• **Dataset items**:
- - -
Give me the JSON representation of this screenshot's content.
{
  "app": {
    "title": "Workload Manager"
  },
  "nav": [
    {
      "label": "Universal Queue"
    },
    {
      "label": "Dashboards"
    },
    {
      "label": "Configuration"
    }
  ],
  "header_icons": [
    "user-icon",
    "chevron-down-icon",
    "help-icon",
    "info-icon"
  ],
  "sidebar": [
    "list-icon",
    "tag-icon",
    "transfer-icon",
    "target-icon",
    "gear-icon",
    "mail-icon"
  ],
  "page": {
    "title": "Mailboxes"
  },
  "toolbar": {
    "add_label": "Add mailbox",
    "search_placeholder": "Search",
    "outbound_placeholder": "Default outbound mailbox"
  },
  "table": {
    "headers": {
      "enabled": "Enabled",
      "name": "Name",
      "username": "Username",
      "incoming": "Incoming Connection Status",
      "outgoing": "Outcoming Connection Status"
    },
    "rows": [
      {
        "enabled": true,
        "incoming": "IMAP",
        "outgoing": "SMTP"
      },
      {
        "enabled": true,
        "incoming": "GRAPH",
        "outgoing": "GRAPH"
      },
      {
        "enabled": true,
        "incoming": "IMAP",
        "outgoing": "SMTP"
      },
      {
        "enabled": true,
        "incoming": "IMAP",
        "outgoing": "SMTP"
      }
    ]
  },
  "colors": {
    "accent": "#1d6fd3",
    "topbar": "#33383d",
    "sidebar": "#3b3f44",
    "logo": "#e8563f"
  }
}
- - -
• **AIM**: Output the whole listing above again, word for word.

• **COMPLETE RESPONSE**:
Give me the JSON representation of this screenshot's content.
{
  "app": {
    "title": "Workload Manager"
  },
  "nav": [
    {
      "label": "Universal Queue"
    },
    {
      "label": "Dashboards"
    },
    {
      "label": "Configuration"
    }
  ],
  "header_icons": [
    "user-icon",
    "chevron-down-icon",
    "help-icon",
    "info-icon"
  ],
  "sidebar": [
    "list-icon",
    "tag-icon",
    "transfer-icon",
    "target-icon",
    "gear-icon",
    "mail-icon"
  ],
  "page": {
    "title": "Mailboxes"
  },
  "toolbar": {
    "add_label": "Add mailbox",
    "search_placeholder": "Search",
    "outbound_placeholder": "Default outbound mailbox"
  },
  "table": {
    "headers": {
      "enabled": "Enabled",
      "name": "Name",
      "username": "Username",
      "incoming": "Incoming Connection Status",
      "outgoing": "Outcoming Connection Status"
    },
    "rows": [
      {
        "enabled": true,
        "incoming": "IMAP",
        "outgoing": "SMTP"
      },
      {
        "enabled": true,
        "incoming": "GRAPH",
        "outgoing": "GRAPH"
      },
      {
        "enabled": true,
        "incoming": "IMAP",
        "outgoing": "SMTP"
      },
      {
        "enabled": true,
        "incoming": "IMAP",
        "outgoing": "SMTP"
      }
    ]
  },
  "colors": {
    "accent": "#1d6fd3",
    "topbar": "#33383d",
    "sidebar": "#3b3f44",
    "logo": "#e8563f"
  }
}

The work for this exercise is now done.